**SET PROBLEM:**
Filter for the word "this" and keep each matching line.

— Start SUPPLIED ENTRIES —

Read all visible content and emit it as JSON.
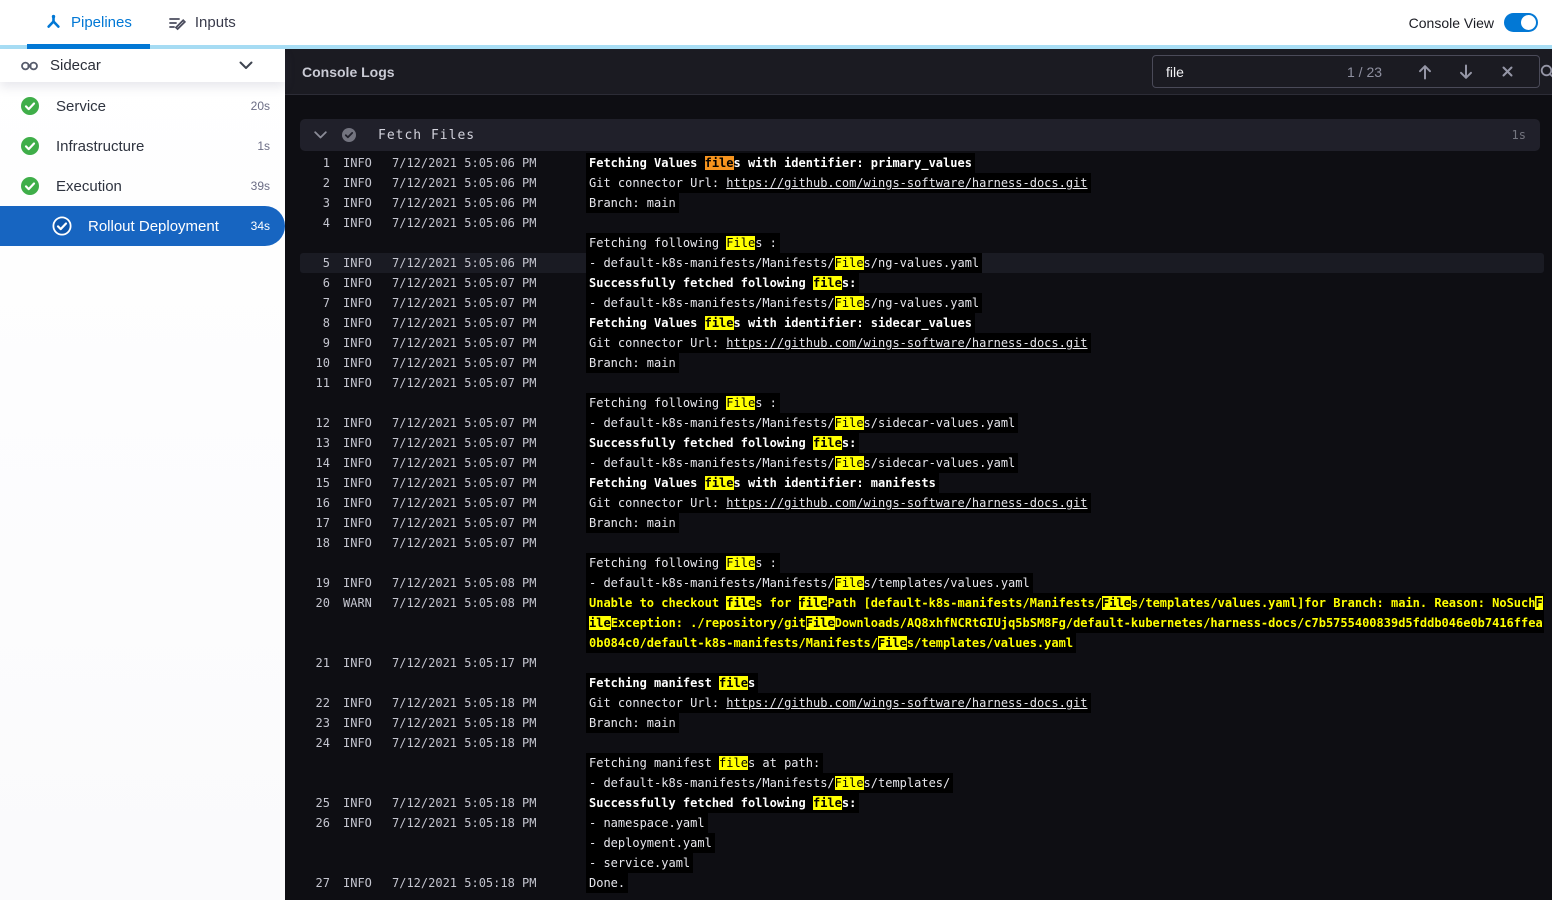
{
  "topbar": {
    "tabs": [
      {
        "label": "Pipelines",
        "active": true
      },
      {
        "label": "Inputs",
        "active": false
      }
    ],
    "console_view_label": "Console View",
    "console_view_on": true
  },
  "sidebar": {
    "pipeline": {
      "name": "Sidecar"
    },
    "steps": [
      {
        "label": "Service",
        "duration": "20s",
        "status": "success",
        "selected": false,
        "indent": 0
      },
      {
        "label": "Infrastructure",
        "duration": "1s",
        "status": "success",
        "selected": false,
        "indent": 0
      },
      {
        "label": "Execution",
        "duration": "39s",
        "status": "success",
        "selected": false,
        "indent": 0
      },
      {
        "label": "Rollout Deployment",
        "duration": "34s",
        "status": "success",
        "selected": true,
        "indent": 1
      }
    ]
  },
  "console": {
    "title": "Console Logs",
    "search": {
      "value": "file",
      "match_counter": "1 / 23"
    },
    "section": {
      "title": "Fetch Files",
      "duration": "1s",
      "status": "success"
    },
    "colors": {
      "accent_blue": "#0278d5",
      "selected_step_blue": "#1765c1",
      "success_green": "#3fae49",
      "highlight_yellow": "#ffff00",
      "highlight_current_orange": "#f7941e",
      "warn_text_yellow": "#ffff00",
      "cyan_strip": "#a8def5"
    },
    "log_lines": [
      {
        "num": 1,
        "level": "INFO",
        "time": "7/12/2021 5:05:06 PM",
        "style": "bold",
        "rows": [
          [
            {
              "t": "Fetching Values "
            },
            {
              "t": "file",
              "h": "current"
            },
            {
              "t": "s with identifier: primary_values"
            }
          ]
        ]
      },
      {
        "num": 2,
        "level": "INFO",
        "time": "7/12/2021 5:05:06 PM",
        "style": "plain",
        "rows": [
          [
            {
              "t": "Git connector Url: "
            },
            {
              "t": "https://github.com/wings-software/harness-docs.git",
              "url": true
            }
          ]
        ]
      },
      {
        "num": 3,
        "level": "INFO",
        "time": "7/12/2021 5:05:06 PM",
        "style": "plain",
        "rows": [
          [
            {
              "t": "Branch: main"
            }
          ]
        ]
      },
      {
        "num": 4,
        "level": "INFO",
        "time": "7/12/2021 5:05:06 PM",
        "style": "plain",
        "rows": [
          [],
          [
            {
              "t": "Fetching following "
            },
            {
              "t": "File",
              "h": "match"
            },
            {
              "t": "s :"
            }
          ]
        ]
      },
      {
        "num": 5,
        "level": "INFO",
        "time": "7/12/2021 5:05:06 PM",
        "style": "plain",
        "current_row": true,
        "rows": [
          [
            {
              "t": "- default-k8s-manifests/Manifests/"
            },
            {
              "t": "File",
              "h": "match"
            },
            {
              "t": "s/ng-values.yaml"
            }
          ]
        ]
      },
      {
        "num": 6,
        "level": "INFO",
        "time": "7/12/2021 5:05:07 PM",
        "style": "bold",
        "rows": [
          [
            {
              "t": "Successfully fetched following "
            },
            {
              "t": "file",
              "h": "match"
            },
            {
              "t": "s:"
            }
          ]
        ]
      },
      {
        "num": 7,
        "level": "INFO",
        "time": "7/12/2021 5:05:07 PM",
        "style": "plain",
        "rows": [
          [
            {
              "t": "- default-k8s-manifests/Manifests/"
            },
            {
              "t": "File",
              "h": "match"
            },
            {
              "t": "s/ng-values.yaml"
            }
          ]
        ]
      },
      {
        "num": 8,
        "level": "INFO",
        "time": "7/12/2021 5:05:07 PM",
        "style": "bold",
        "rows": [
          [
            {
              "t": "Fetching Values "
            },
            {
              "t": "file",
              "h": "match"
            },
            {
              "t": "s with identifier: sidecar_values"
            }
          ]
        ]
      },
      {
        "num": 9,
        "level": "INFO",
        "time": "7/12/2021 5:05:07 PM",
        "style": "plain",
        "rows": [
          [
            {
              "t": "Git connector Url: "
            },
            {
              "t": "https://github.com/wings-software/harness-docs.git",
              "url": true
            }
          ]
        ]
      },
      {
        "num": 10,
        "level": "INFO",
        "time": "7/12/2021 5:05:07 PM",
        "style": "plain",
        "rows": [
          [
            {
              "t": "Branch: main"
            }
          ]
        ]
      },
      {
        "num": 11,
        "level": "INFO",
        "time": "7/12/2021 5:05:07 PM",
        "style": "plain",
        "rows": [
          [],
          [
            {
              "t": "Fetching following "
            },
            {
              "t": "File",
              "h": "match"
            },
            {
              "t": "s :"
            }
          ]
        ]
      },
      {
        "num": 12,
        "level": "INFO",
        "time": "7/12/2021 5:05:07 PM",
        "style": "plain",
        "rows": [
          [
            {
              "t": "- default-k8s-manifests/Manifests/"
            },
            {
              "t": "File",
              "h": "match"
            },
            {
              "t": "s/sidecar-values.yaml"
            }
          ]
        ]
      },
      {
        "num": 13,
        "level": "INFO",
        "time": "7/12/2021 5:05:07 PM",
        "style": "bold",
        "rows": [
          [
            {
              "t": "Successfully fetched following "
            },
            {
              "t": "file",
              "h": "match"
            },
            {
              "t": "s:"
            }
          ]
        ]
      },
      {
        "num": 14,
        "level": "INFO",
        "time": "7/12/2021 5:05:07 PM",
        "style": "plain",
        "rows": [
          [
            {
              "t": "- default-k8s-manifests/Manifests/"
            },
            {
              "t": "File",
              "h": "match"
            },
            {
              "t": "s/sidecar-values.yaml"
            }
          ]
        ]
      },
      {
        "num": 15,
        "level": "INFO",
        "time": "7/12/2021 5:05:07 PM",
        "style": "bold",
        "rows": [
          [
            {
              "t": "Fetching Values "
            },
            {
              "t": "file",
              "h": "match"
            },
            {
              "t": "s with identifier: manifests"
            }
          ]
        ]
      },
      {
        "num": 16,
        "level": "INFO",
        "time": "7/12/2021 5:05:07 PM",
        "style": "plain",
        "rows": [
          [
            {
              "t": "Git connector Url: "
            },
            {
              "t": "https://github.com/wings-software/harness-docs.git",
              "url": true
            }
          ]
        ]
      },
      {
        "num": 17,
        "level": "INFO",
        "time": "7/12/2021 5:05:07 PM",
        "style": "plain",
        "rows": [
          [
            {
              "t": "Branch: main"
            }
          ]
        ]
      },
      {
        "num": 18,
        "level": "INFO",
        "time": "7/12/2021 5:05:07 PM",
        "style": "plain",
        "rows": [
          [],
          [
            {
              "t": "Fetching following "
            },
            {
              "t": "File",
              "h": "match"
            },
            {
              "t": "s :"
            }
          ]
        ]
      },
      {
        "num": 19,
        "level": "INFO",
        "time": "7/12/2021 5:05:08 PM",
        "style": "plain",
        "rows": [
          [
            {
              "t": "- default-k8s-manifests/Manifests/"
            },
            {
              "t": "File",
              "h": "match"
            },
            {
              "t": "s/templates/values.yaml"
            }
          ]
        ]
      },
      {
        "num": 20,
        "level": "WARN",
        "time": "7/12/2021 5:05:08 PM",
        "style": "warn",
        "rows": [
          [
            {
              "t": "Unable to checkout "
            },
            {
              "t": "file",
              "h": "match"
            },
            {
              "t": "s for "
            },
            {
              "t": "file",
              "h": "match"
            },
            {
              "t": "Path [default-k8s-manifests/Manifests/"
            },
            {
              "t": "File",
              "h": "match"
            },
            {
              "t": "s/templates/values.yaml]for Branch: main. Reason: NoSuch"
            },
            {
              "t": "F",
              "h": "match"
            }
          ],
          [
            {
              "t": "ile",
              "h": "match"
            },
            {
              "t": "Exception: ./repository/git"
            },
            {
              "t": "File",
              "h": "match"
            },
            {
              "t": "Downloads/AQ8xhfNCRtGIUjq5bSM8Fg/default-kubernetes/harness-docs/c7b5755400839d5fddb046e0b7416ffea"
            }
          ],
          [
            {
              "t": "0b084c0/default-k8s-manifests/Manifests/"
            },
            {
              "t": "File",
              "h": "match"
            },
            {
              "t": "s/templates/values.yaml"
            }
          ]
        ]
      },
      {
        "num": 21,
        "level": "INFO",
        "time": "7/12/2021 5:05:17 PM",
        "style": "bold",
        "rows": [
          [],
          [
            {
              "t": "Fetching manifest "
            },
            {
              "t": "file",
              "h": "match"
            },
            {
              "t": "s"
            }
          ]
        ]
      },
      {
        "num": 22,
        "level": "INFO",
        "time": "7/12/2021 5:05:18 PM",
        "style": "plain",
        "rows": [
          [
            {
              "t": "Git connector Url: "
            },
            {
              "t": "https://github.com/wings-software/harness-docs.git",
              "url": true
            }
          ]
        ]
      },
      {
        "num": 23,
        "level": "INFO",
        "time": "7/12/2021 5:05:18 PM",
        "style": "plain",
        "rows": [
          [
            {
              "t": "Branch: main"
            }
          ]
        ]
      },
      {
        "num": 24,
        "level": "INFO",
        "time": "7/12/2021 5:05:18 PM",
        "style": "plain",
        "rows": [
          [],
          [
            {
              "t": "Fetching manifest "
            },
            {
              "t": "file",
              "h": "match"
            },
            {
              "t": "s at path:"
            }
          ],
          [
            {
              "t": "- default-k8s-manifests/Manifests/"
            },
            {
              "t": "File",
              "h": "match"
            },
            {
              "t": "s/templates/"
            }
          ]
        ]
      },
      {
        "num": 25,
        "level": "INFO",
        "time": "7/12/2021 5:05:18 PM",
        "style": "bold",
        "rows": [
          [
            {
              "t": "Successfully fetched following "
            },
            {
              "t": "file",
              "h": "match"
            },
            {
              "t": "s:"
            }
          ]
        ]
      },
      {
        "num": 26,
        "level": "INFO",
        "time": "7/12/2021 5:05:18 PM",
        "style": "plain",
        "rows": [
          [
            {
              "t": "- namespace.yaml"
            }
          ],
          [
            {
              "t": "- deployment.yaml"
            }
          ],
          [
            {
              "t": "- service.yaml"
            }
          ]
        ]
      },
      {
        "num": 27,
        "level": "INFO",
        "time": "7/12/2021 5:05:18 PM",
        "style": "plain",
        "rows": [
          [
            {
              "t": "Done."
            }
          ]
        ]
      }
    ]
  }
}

— End SUPPLIED ENTRIES —
— Start SUPPLIED ENTRIES —

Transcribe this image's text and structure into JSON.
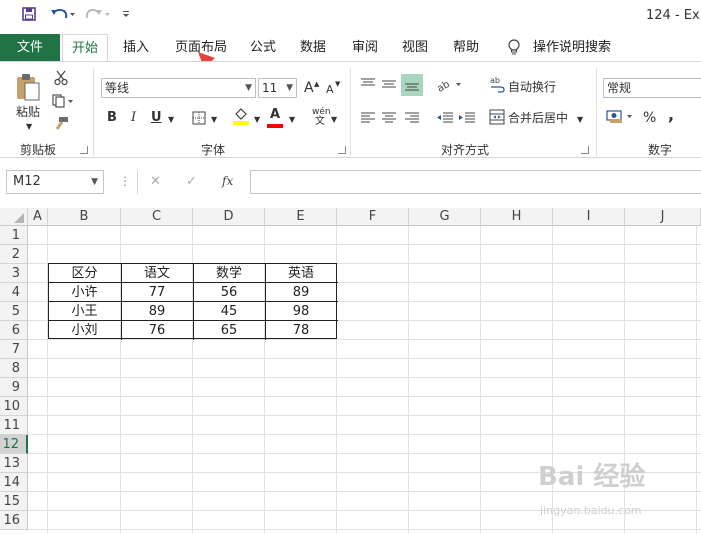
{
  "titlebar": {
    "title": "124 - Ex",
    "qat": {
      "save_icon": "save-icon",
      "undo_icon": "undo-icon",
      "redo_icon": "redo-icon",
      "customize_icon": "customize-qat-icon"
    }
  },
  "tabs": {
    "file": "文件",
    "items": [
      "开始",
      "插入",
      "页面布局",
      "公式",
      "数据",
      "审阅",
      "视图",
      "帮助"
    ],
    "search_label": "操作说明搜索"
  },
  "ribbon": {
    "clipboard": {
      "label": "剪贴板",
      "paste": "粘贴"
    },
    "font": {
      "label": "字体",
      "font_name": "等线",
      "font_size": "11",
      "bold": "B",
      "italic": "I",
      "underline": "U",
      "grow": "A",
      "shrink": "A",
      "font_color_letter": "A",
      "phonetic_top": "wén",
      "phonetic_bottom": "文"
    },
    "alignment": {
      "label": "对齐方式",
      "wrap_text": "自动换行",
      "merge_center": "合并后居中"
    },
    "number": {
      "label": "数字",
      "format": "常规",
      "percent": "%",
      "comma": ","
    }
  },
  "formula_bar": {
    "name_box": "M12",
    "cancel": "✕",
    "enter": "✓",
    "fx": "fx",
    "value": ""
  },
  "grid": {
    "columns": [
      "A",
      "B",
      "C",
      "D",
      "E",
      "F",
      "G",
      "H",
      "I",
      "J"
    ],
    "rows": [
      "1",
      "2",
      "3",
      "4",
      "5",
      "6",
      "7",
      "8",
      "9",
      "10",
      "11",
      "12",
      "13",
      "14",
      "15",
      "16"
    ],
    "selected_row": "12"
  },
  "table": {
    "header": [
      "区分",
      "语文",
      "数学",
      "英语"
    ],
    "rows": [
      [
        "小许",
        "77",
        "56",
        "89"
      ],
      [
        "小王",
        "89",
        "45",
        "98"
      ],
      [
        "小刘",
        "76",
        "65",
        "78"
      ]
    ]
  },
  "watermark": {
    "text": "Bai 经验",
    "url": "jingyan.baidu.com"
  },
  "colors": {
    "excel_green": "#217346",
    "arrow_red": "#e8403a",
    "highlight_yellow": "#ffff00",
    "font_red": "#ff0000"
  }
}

— End SUPPLIED ENTRIES —
— Start SUPPLIED ENTRIES —

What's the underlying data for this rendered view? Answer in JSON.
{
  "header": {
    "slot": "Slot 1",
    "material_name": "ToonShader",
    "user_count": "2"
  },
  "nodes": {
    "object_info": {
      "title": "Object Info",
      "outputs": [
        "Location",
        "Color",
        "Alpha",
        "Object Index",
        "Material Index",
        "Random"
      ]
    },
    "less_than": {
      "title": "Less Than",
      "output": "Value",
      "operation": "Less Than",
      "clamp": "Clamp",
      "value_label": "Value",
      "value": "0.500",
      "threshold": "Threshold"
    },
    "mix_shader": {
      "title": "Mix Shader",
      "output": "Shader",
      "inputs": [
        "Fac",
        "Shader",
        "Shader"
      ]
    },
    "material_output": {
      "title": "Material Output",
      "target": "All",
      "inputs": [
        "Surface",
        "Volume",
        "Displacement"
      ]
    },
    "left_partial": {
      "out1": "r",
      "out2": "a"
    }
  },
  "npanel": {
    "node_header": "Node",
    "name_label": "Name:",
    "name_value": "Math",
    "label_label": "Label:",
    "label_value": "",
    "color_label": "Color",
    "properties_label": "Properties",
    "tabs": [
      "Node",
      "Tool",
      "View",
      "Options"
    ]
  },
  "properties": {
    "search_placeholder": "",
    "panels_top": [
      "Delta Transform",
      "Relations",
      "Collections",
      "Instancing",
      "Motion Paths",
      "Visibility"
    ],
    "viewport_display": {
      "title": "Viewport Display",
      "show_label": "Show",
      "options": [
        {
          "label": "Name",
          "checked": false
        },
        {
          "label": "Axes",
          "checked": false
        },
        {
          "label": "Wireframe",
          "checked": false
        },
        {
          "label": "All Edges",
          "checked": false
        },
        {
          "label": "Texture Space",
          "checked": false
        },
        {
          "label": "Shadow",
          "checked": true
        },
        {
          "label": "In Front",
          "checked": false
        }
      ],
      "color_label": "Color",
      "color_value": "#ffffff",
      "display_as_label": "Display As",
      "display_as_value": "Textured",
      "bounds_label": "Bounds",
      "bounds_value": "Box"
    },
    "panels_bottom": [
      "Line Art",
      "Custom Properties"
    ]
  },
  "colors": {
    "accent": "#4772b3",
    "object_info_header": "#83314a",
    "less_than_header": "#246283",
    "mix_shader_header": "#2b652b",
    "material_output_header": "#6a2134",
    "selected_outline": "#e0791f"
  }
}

— End SUPPLIED ENTRIES —

**COMPLETED TASK:**
Transcribe this image's text and structure into JSON.
What's the underlying data for this rendered view? Answer in JSON.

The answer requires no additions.